PROBLEM TO SOLVE = Pull out every line from the listing that has the word "هارون".
☆ ☆ ☆
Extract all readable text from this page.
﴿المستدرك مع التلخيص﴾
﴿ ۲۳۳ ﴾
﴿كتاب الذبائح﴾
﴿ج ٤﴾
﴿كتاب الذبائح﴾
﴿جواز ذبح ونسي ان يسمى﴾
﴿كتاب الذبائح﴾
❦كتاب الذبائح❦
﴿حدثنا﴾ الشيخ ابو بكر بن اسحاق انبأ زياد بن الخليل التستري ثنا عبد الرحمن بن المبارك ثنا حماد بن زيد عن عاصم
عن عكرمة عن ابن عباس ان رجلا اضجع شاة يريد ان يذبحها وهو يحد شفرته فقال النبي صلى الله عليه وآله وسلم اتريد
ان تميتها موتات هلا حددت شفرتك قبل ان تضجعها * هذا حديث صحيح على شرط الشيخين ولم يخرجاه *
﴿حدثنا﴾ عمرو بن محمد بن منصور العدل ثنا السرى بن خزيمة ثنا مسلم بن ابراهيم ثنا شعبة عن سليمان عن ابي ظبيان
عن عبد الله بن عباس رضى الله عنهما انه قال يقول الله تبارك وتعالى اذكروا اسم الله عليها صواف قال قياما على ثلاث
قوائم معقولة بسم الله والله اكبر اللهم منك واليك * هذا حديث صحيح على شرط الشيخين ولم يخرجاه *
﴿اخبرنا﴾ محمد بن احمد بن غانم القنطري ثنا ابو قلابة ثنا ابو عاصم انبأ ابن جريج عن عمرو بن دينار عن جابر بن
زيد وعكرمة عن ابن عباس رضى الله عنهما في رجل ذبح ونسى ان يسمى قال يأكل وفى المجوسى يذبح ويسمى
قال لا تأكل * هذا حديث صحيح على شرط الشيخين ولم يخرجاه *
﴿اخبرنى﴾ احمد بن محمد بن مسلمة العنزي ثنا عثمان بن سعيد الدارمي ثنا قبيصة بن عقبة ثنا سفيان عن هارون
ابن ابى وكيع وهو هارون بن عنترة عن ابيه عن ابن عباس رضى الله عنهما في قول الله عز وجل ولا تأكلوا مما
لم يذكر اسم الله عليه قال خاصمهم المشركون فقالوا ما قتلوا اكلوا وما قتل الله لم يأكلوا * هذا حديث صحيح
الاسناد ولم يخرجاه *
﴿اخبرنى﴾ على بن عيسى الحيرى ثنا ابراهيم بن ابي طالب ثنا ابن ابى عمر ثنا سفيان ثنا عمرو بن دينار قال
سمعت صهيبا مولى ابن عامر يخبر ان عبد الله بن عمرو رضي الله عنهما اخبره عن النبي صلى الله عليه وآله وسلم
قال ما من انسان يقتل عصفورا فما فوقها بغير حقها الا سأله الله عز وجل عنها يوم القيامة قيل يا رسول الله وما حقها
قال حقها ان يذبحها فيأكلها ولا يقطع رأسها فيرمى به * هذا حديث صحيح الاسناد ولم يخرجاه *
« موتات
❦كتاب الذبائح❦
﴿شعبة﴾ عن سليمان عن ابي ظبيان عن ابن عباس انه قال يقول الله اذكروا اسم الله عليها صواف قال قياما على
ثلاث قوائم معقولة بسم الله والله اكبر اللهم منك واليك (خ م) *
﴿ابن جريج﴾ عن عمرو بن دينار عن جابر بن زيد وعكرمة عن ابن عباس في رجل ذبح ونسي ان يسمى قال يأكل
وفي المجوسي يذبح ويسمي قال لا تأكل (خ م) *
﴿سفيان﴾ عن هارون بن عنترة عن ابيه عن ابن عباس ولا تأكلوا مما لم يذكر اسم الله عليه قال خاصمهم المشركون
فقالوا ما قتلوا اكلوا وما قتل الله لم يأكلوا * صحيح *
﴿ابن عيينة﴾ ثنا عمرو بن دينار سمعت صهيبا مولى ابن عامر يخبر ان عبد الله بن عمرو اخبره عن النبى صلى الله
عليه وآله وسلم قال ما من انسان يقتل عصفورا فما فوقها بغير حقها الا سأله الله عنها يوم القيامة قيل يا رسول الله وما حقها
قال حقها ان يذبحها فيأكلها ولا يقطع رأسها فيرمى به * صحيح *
☆ ☆ ☆
ANSWER FOR THE TASK =
﴿اخبرنى﴾ احمد بن محمد بن مسلمة العنزي ثنا عثمان بن سعيد الدارمي ثنا قبيصة بن عقبة ثنا سفيان عن هارون
ابن ابى وكيع وهو هارون بن عنترة عن ابيه عن ابن عباس رضى الله عنهما في قول الله عز وجل ولا تأكلوا مما
﴿سفيان﴾ عن هارون بن عنترة عن ابيه عن ابن عباس ولا تأكلوا مما لم يذكر اسم الله عليه قال خاصمهم المشركون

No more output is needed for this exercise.